**PROMPT**
Review the material line by line. Identify and copy every line that contains the string "difference".

━━━━━ GIVEN RECORDS ━━━━━

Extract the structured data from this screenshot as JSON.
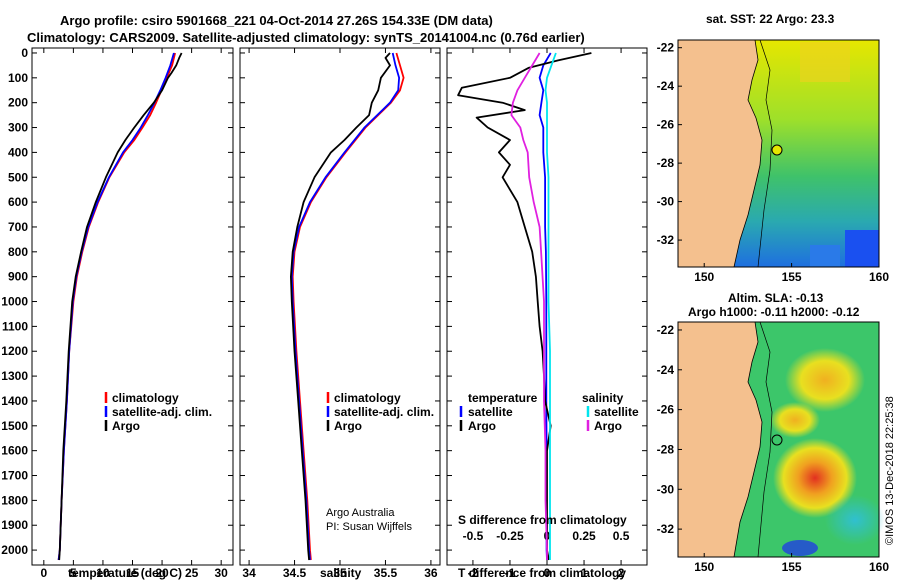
{
  "title": {
    "line1": "Argo profile: csiro 5901668_221 04-Oct-2014 27.26S 154.33E (DM data)",
    "line2": "Climatology: CARS2009. Satellite-adjusted climatology: synTS_20141004.nc (0.76d earlier)"
  },
  "colors": {
    "climatology": "#ff0000",
    "satellite": "#0000ff",
    "argo": "#000000",
    "sal_satellite": "#00e5ee",
    "sal_argo": "#e020e0",
    "land": "#f4c08e"
  },
  "chart_data": [
    {
      "type": "line",
      "id": "temperature",
      "xlabel": "temperature (deg C)",
      "xlim": [
        -2,
        32
      ],
      "ylim": [
        2060,
        -20
      ],
      "xticks": [
        0,
        5,
        10,
        15,
        20,
        25,
        30
      ],
      "xtick_labels": [
        "0",
        "5",
        "10",
        "15",
        "20",
        "25",
        "30"
      ],
      "yticks": [
        0,
        100,
        200,
        300,
        400,
        500,
        600,
        700,
        800,
        900,
        1000,
        1100,
        1200,
        1300,
        1400,
        1500,
        1600,
        1700,
        1800,
        1900,
        2000
      ],
      "ytick_labels": [
        "0",
        "100",
        "200",
        "300",
        "400",
        "500",
        "600",
        "700",
        "800",
        "900",
        "1000",
        "1100",
        "1200",
        "1300",
        "1400",
        "1500",
        "1600",
        "1700",
        "1800",
        "1900",
        "2000"
      ],
      "legend": [
        "climatology",
        "satellite-adj. clim.",
        "Argo"
      ],
      "series": [
        {
          "name": "climatology",
          "color": "#ff0000",
          "depth": [
            0,
            50,
            100,
            150,
            200,
            250,
            300,
            350,
            400,
            500,
            600,
            700,
            800,
            900,
            1000,
            1200,
            1400,
            1600,
            1800,
            2000,
            2040
          ],
          "values": [
            22.2,
            21.7,
            20.8,
            19.9,
            19.0,
            18.0,
            16.7,
            15.3,
            13.6,
            11.1,
            9.2,
            7.6,
            6.5,
            5.6,
            5.0,
            4.3,
            3.9,
            3.4,
            3.0,
            2.7,
            2.5
          ]
        },
        {
          "name": "satellite-adj. clim.",
          "color": "#0000ff",
          "depth": [
            0,
            50,
            100,
            150,
            200,
            250,
            300,
            350,
            400,
            500,
            600,
            700,
            800,
            900,
            1000,
            1200,
            1400,
            1600,
            1800,
            2000,
            2040
          ],
          "values": [
            22.0,
            21.4,
            20.6,
            19.7,
            18.7,
            17.6,
            16.4,
            15.0,
            13.4,
            11.0,
            9.1,
            7.5,
            6.4,
            5.5,
            4.9,
            4.3,
            3.9,
            3.4,
            3.0,
            2.7,
            2.5
          ]
        },
        {
          "name": "Argo",
          "color": "#000000",
          "depth": [
            0,
            20,
            50,
            80,
            100,
            150,
            200,
            250,
            300,
            350,
            400,
            500,
            600,
            700,
            800,
            900,
            1000,
            1200,
            1400,
            1600,
            1800,
            2000,
            2040
          ],
          "values": [
            23.3,
            22.9,
            22.4,
            21.6,
            21.0,
            20.0,
            18.6,
            16.9,
            15.3,
            13.8,
            12.5,
            10.5,
            8.8,
            7.3,
            6.3,
            5.4,
            4.8,
            4.2,
            3.8,
            3.3,
            3.0,
            2.7,
            2.6
          ]
        }
      ]
    },
    {
      "type": "line",
      "id": "salinity",
      "xlabel": "salinity",
      "xlim": [
        33.9,
        36.1
      ],
      "ylim": [
        2060,
        -20
      ],
      "xticks": [
        34,
        34.5,
        35,
        35.5,
        36
      ],
      "xtick_labels": [
        "34",
        "34.5",
        "35",
        "35.5",
        "36"
      ],
      "legend": [
        "climatology",
        "satellite-adj. clim.",
        "Argo"
      ],
      "annotation": [
        "Argo Australia",
        "PI: Susan Wijffels"
      ],
      "series": [
        {
          "name": "climatology",
          "color": "#ff0000",
          "depth": [
            0,
            50,
            100,
            150,
            200,
            300,
            400,
            500,
            600,
            700,
            800,
            900,
            1000,
            1200,
            1400,
            1600,
            1800,
            2000,
            2040
          ],
          "values": [
            35.62,
            35.66,
            35.7,
            35.66,
            35.56,
            35.28,
            35.06,
            34.85,
            34.68,
            34.56,
            34.5,
            34.48,
            34.49,
            34.52,
            34.56,
            34.6,
            34.64,
            34.67,
            34.68
          ]
        },
        {
          "name": "satellite-adj. clim.",
          "color": "#0000ff",
          "depth": [
            0,
            50,
            100,
            150,
            200,
            300,
            400,
            500,
            600,
            700,
            800,
            900,
            1000,
            1200,
            1400,
            1600,
            1800,
            2000,
            2040
          ],
          "values": [
            35.58,
            35.61,
            35.65,
            35.64,
            35.55,
            35.27,
            35.05,
            34.84,
            34.67,
            34.55,
            34.49,
            34.47,
            34.48,
            34.51,
            34.55,
            34.59,
            34.63,
            34.66,
            34.67
          ]
        },
        {
          "name": "Argo",
          "color": "#000000",
          "depth": [
            0,
            20,
            50,
            100,
            150,
            200,
            250,
            300,
            350,
            400,
            500,
            600,
            700,
            800,
            900,
            1000,
            1200,
            1400,
            1600,
            1800,
            2000,
            2040
          ],
          "values": [
            35.55,
            35.5,
            35.55,
            35.45,
            35.42,
            35.35,
            35.32,
            35.18,
            35.05,
            34.9,
            34.72,
            34.6,
            34.53,
            34.48,
            34.46,
            34.47,
            34.5,
            34.54,
            34.58,
            34.62,
            34.65,
            34.66
          ]
        }
      ]
    },
    {
      "type": "line",
      "id": "difference",
      "xlabel": "T difference from climatology",
      "xlabel2": "S difference from climatology",
      "xlim": [
        -2.7,
        2.7
      ],
      "ylim": [
        2060,
        -20
      ],
      "xticks": [
        -2,
        -1,
        0,
        1,
        2
      ],
      "xtick_labels": [
        "-2",
        "-1",
        "0",
        "1",
        "2"
      ],
      "s_ticks": [
        -0.5,
        -0.25,
        0,
        0.25,
        0.5
      ],
      "s_tick_labels": [
        "-0.5",
        "-0.25",
        "0",
        "0.25",
        "0.5"
      ],
      "s_scale": 4,
      "legend_left_title": "temperature",
      "legend_right_title": "salinity",
      "legend": [
        "satellite",
        "Argo",
        "satellite",
        "Argo"
      ],
      "series": [
        {
          "name": "temperature satellite",
          "color": "#0000ff",
          "depth": [
            0,
            50,
            100,
            150,
            200,
            250,
            300,
            400,
            500,
            600,
            700,
            800,
            1000,
            1200,
            1400,
            1600,
            1800,
            2000,
            2040
          ],
          "values": [
            0.1,
            -0.1,
            -0.2,
            -0.1,
            -0.15,
            -0.2,
            -0.1,
            -0.1,
            -0.05,
            -0.05,
            -0.05,
            -0.03,
            -0.02,
            -0.02,
            -0.02,
            -0.01,
            -0.01,
            -0.01,
            0.0
          ]
        },
        {
          "name": "temperature Argo",
          "color": "#000000",
          "depth": [
            0,
            30,
            60,
            100,
            140,
            170,
            200,
            230,
            260,
            300,
            350,
            400,
            450,
            500,
            600,
            700,
            800,
            900,
            1000,
            1100,
            1200,
            1300,
            1400,
            1500,
            1600,
            1800,
            2000,
            2040
          ],
          "values": [
            1.2,
            0.3,
            -0.5,
            -1.0,
            -2.3,
            -2.4,
            -1.2,
            -0.6,
            -1.9,
            -1.6,
            -1.0,
            -1.3,
            -1.0,
            -1.2,
            -0.8,
            -0.6,
            -0.4,
            -0.3,
            -0.25,
            -0.2,
            -0.12,
            -0.08,
            -0.05,
            0.1,
            0.0,
            0.0,
            0.0,
            0.05
          ]
        },
        {
          "name": "salinity satellite",
          "color": "#00e5ee",
          "depth": [
            0,
            50,
            100,
            150,
            200,
            300,
            400,
            500,
            600,
            700,
            800,
            1000,
            1200,
            1400,
            1600,
            1800,
            2000,
            2040
          ],
          "values": [
            0.06,
            0.03,
            0.0,
            -0.01,
            0.0,
            0.0,
            0.0,
            0.01,
            0.01,
            0.01,
            0.01,
            0.01,
            0.02,
            0.02,
            0.02,
            0.02,
            0.02,
            0.02
          ]
        },
        {
          "name": "salinity Argo",
          "color": "#e020e0",
          "depth": [
            0,
            100,
            150,
            200,
            250,
            300,
            350,
            400,
            500,
            600,
            700,
            800,
            1000,
            1200,
            1400,
            1600,
            1800,
            2000,
            2040
          ],
          "values": [
            -0.05,
            -0.15,
            -0.2,
            -0.23,
            -0.24,
            -0.18,
            -0.16,
            -0.13,
            -0.12,
            -0.09,
            -0.05,
            -0.04,
            -0.02,
            -0.02,
            -0.02,
            -0.01,
            -0.01,
            0.0,
            0.0
          ]
        }
      ]
    }
  ],
  "maps": {
    "sst": {
      "title": "sat. SST: 22 Argo: 23.3",
      "xticks": [
        "150",
        "155",
        "160"
      ],
      "yticks": [
        "-22",
        "-24",
        "-26",
        "-28",
        "-30",
        "-32"
      ]
    },
    "sla": {
      "title1": "Altim. SLA: -0.13",
      "title2": "Argo h1000: -0.11 h2000: -0.12",
      "xticks": [
        "150",
        "155",
        "160"
      ],
      "yticks": [
        "-22",
        "-24",
        "-26",
        "-28",
        "-30",
        "-32"
      ]
    }
  },
  "footer": "©IMOS 13-Dec-2018 22:25:38"
}
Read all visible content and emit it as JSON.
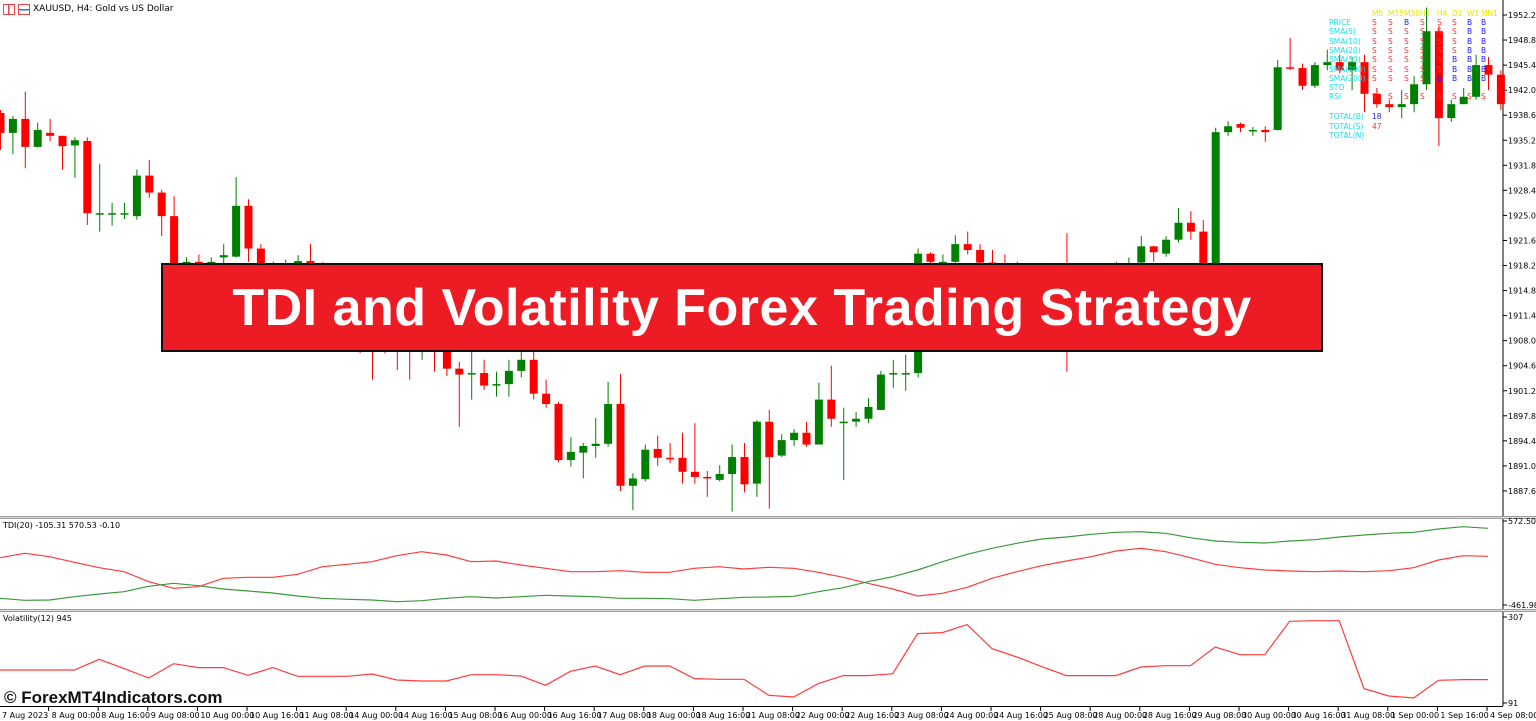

━━━━━

**TASK SOLUTION**
      "id": "difference",
      "xlabel": "T difference from climatology",
      "xlabel2": "S difference from climatology",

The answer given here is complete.